Write out all records as given; omit images.
+---+
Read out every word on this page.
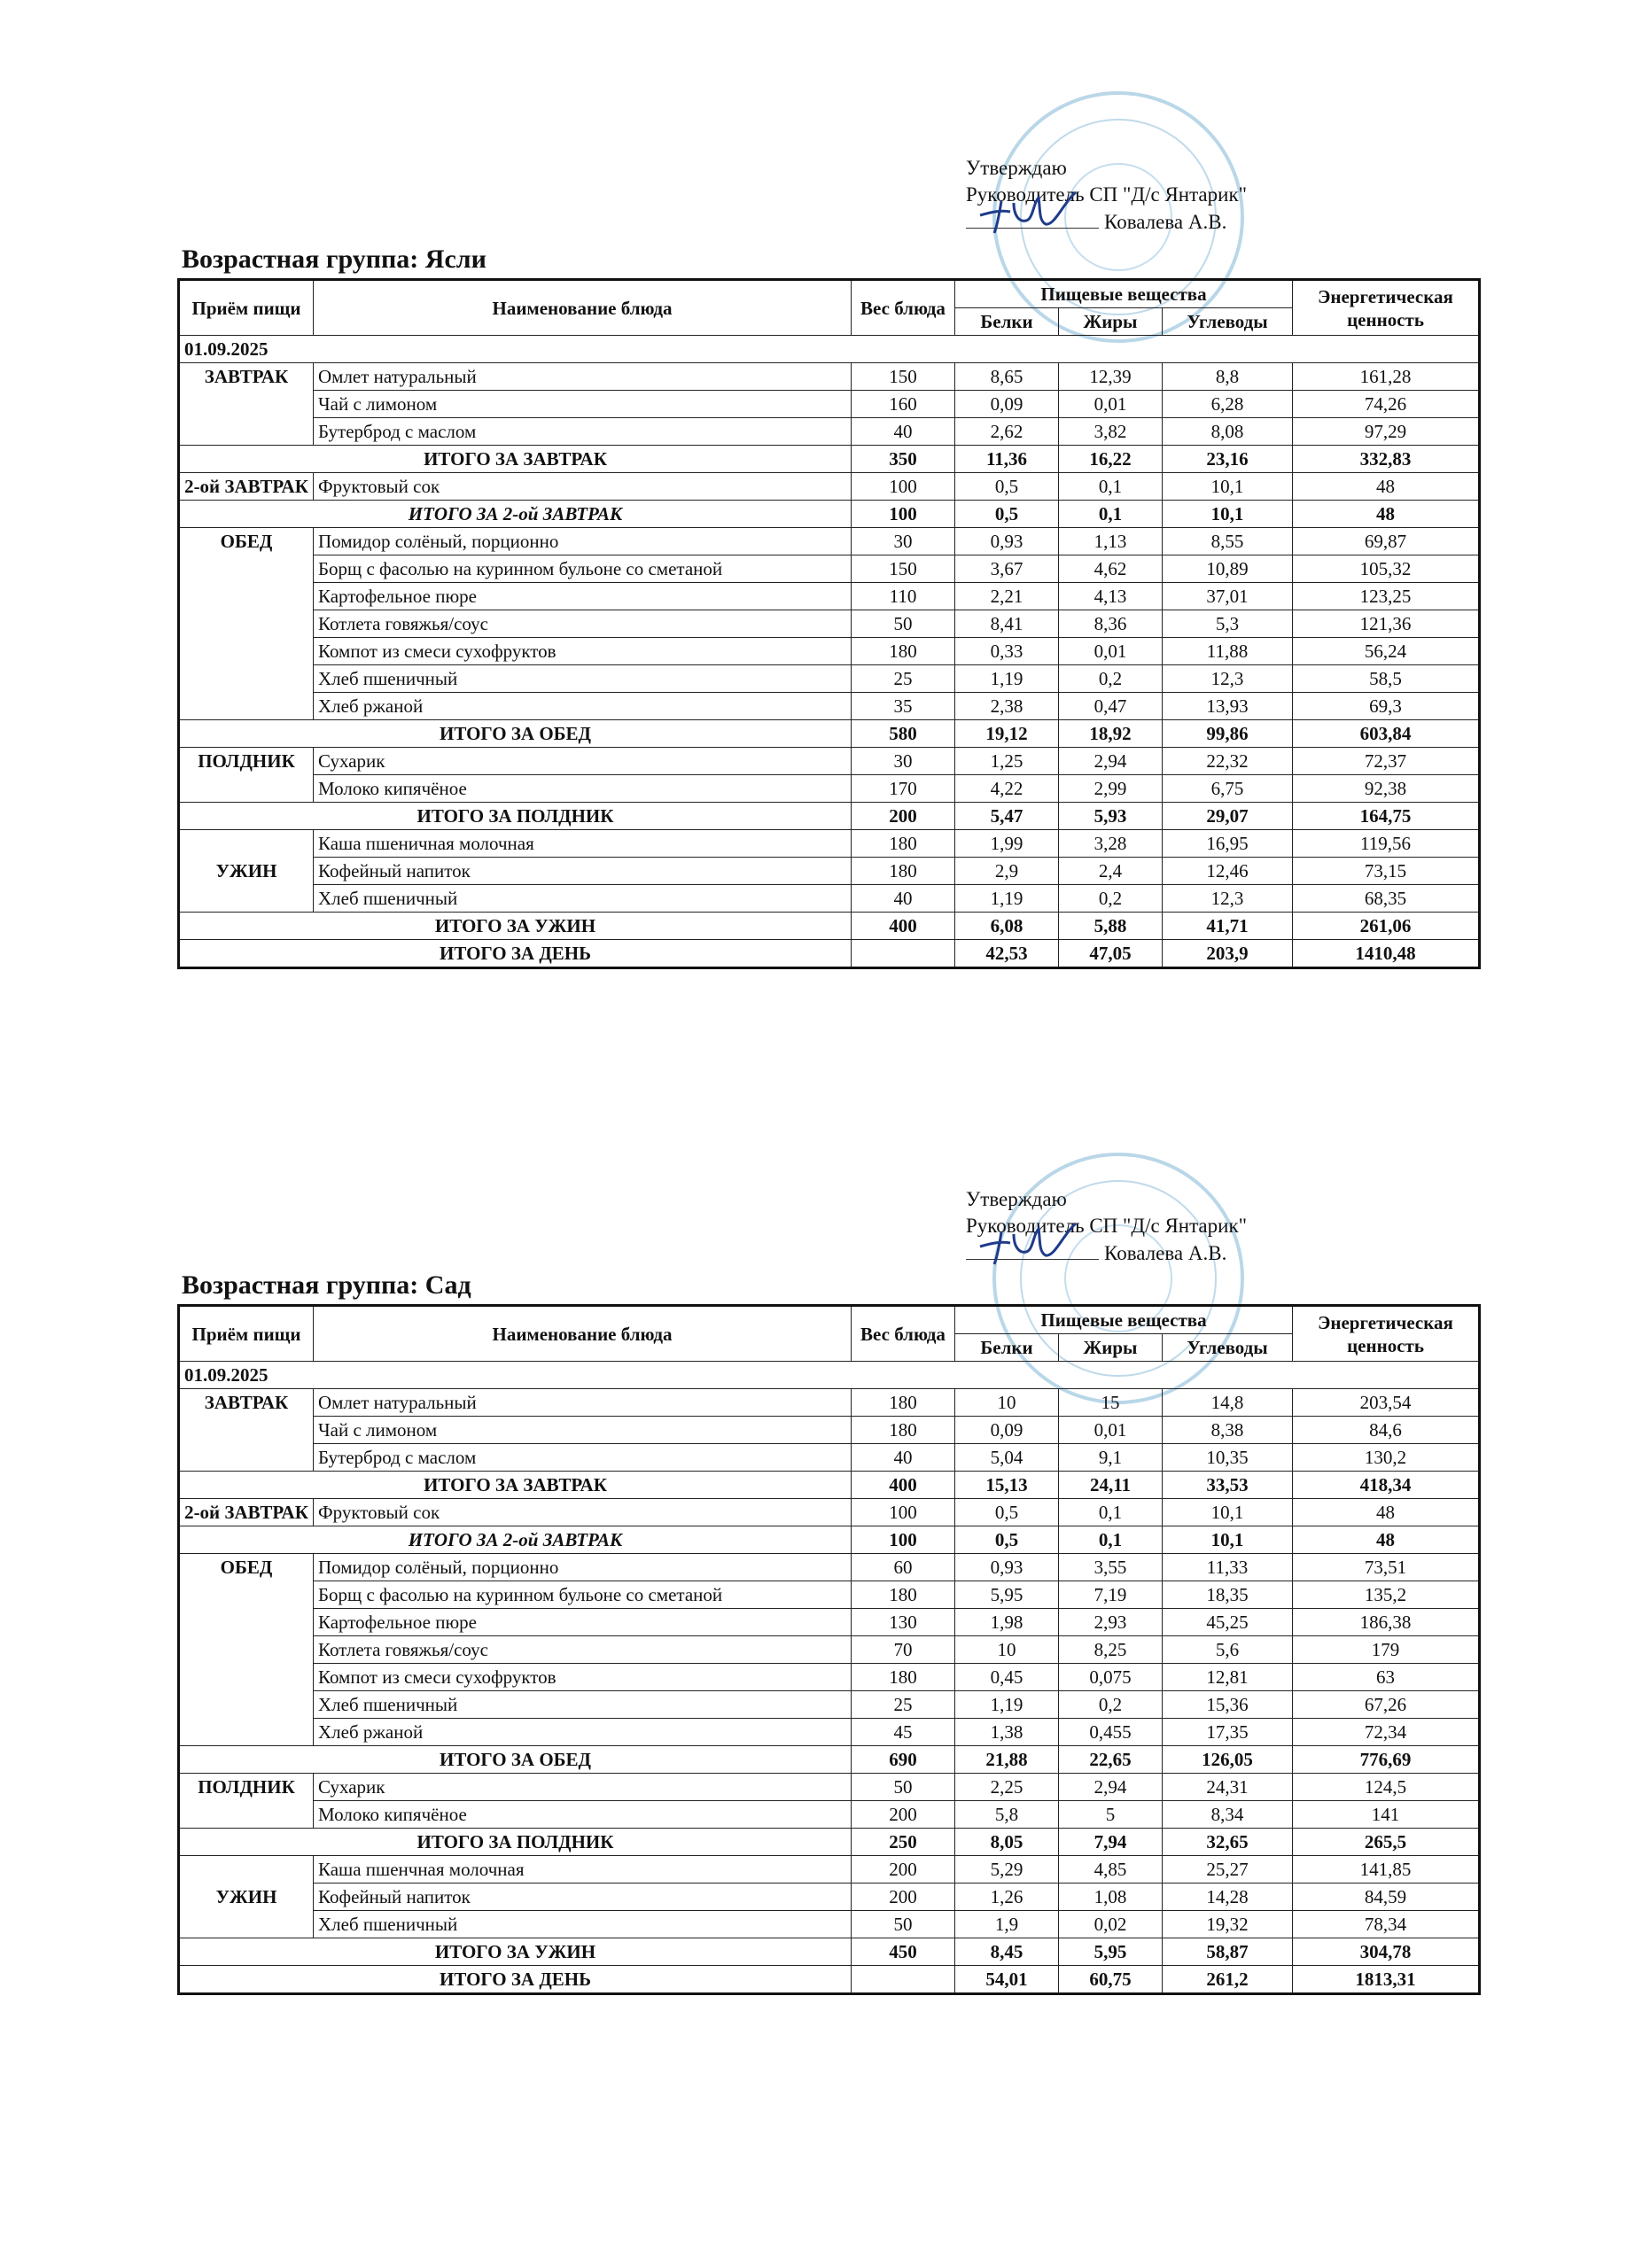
Утверждаю
Руководитель СП "Д/с Янтарик"
Ковалева А.В.
Возрастная группа: Ясли
Приём пищи	Наименование блюда	Вес блюда	Пищевые вещества			Энергетическая ценность
			Белки	Жиры	Углеводы	
01.09.2025						
ЗАВТРАК	Омлет натуральный	150	8,65	12,39	8,8	161,28
	Чай с лимоном	160	0,09	0,01	6,28	74,26
	Бутерброд с маслом	40	2,62	3,82	8,08	97,29
ИТОГО ЗА ЗАВТРАК		350	11,36	16,22	23,16	332,83
2-ой ЗАВТРАК	Фруктовый сок	100	0,5	0,1	10,1	48
ИТОГО ЗА 2-ой ЗАВТРАК		100	0,5	0,1	10,1	48
ОБЕД	Помидор солёный, порционно	30	0,93	1,13	8,55	69,87
	Борщ с фасолью на куринном бульоне со сметаной	150	3,67	4,62	10,89	105,32
	Картофельное пюре	110	2,21	4,13	37,01	123,25
	Котлета говяжья/соус	50	8,41	8,36	5,3	121,36
	Компот из смеси сухофруктов	180	0,33	0,01	11,88	56,24
	Хлеб пшеничный	25	1,19	0,2	12,3	58,5
	Хлеб ржаной	35	2,38	0,47	13,93	69,3
ИТОГО ЗА ОБЕД		580	19,12	18,92	99,86	603,84
ПОЛДНИК	Сухарик	30	1,25	2,94	22,32	72,37
	Молоко кипячёное	170	4,22	2,99	6,75	92,38
ИТОГО ЗА ПОЛДНИК		200	5,47	5,93	29,07	164,75
УЖИН	Каша пшеничная молочная	180	1,99	3,28	16,95	119,56
	Кофейный напиток	180	2,9	2,4	12,46	73,15
	Хлеб пшеничный	40	1,19	0,2	12,3	68,35
ИТОГО ЗА УЖИН		400	6,08	5,88	41,71	261,06
ИТОГО ЗА ДЕНЬ			42,53	47,05	203,9	1410,48
Утверждаю
Руководитель СП "Д/с Янтарик"
Ковалева А.В.
Возрастная группа: Сад
Приём пищи	Наименование блюда	Вес блюда	Пищевые вещества			Энергетическая ценность
			Белки	Жиры	Углеводы	
01.09.2025						
ЗАВТРАК	Омлет натуральный	180	10	15	14,8	203,54
	Чай с лимоном	180	0,09	0,01	8,38	84,6
	Бутерброд с маслом	40	5,04	9,1	10,35	130,2
ИТОГО ЗА ЗАВТРАК		400	15,13	24,11	33,53	418,34
2-ой ЗАВТРАК	Фруктовый сок	100	0,5	0,1	10,1	48
ИТОГО ЗА 2-ой ЗАВТРАК		100	0,5	0,1	10,1	48
ОБЕД	Помидор солёный, порционно	60	0,93	3,55	11,33	73,51
	Борщ с фасолью на куринном бульоне со сметаной	180	5,95	7,19	18,35	135,2
	Картофельное пюре	130	1,98	2,93	45,25	186,38
	Котлета говяжья/соус	70	10	8,25	5,6	179
	Компот из смеси сухофруктов	180	0,45	0,075	12,81	63
	Хлеб пшеничный	25	1,19	0,2	15,36	67,26
	Хлеб ржаной	45	1,38	0,455	17,35	72,34
ИТОГО ЗА ОБЕД		690	21,88	22,65	126,05	776,69
ПОЛДНИК	Сухарик	50	2,25	2,94	24,31	124,5
	Молоко кипячёное	200	5,8	5	8,34	141
ИТОГО ЗА ПОЛДНИК		250	8,05	7,94	32,65	265,5
УЖИН	Каша пшенчная молочная	200	5,29	4,85	25,27	141,85
	Кофейный напиток	200	1,26	1,08	14,28	84,59
	Хлеб пшеничный	50	1,9	0,02	19,32	78,34
ИТОГО ЗА УЖИН		450	8,45	5,95	58,87	304,78
ИТОГО ЗА ДЕНЬ			54,01	60,75	261,2	1813,31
+---+
- Task solution -
Read out every word on this page.
Утверждаю
Руководитель СП "Д/с Янтарик"
Ковалева А.В.
Возрастная группа: Ясли
Приём пищи	Наименование блюда	Вес блюда	Пищевые вещества			Энергетическая ценность
			Белки	Жиры	Углеводы	
01.09.2025						
ЗАВТРАК	Омлет натуральный	150	8,65	12,39	8,8	161,28
	Чай с лимоном	160	0,09	0,01	6,28	74,26
	Бутерброд с маслом	40	2,62	3,82	8,08	97,29
ИТОГО ЗА ЗАВТРАК		350	11,36	16,22	23,16	332,83
2-ой ЗАВТРАК	Фруктовый сок	100	0,5	0,1	10,1	48
ИТОГО ЗА 2-ой ЗАВТРАК		100	0,5	0,1	10,1	48
ОБЕД	Помидор солёный, порционно	30	0,93	1,13	8,55	69,87
	Борщ с фасолью на куринном бульоне со сметаной	150	3,67	4,62	10,89	105,32
	Картофельное пюре	110	2,21	4,13	37,01	123,25
	Котлета говяжья/соус	50	8,41	8,36	5,3	121,36
	Компот из смеси сухофруктов	180	0,33	0,01	11,88	56,24
	Хлеб пшеничный	25	1,19	0,2	12,3	58,5
	Хлеб ржаной	35	2,38	0,47	13,93	69,3
ИТОГО ЗА ОБЕД		580	19,12	18,92	99,86	603,84
ПОЛДНИК	Сухарик	30	1,25	2,94	22,32	72,37
	Молоко кипячёное	170	4,22	2,99	6,75	92,38
ИТОГО ЗА ПОЛДНИК		200	5,47	5,93	29,07	164,75
УЖИН	Каша пшеничная молочная	180	1,99	3,28	16,95	119,56
	Кофейный напиток	180	2,9	2,4	12,46	73,15
	Хлеб пшеничный	40	1,19	0,2	12,3	68,35
ИТОГО ЗА УЖИН		400	6,08	5,88	41,71	261,06
ИТОГО ЗА ДЕНЬ			42,53	47,05	203,9	1410,48
Утверждаю
Руководитель СП "Д/с Янтарик"
Ковалева А.В.
Возрастная группа: Сад
Приём пищи	Наименование блюда	Вес блюда	Пищевые вещества			Энергетическая ценность
			Белки	Жиры	Углеводы	
01.09.2025						
ЗАВТРАК	Омлет натуральный	180	10	15	14,8	203,54
	Чай с лимоном	180	0,09	0,01	8,38	84,6
	Бутерброд с маслом	40	5,04	9,1	10,35	130,2
ИТОГО ЗА ЗАВТРАК		400	15,13	24,11	33,53	418,34
2-ой ЗАВТРАК	Фруктовый сок	100	0,5	0,1	10,1	48
ИТОГО ЗА 2-ой ЗАВТРАК		100	0,5	0,1	10,1	48
ОБЕД	Помидор солёный, порционно	60	0,93	3,55	11,33	73,51
	Борщ с фасолью на куринном бульоне со сметаной	180	5,95	7,19	18,35	135,2
	Картофельное пюре	130	1,98	2,93	45,25	186,38
	Котлета говяжья/соус	70	10	8,25	5,6	179
	Компот из смеси сухофруктов	180	0,45	0,075	12,81	63
	Хлеб пшеничный	25	1,19	0,2	15,36	67,26
	Хлеб ржаной	45	1,38	0,455	17,35	72,34
ИТОГО ЗА ОБЕД		690	21,88	22,65	126,05	776,69
ПОЛДНИК	Сухарик	50	2,25	2,94	24,31	124,5
	Молоко кипячёное	200	5,8	5	8,34	141
ИТОГО ЗА ПОЛДНИК		250	8,05	7,94	32,65	265,5
УЖИН	Каша пшенчная молочная	200	5,29	4,85	25,27	141,85
	Кофейный напиток	200	1,26	1,08	14,28	84,59
	Хлеб пшеничный	50	1,9	0,02	19,32	78,34
ИТОГО ЗА УЖИН		450	8,45	5,95	58,87	304,78
ИТОГО ЗА ДЕНЬ			54,01	60,75	261,2	1813,31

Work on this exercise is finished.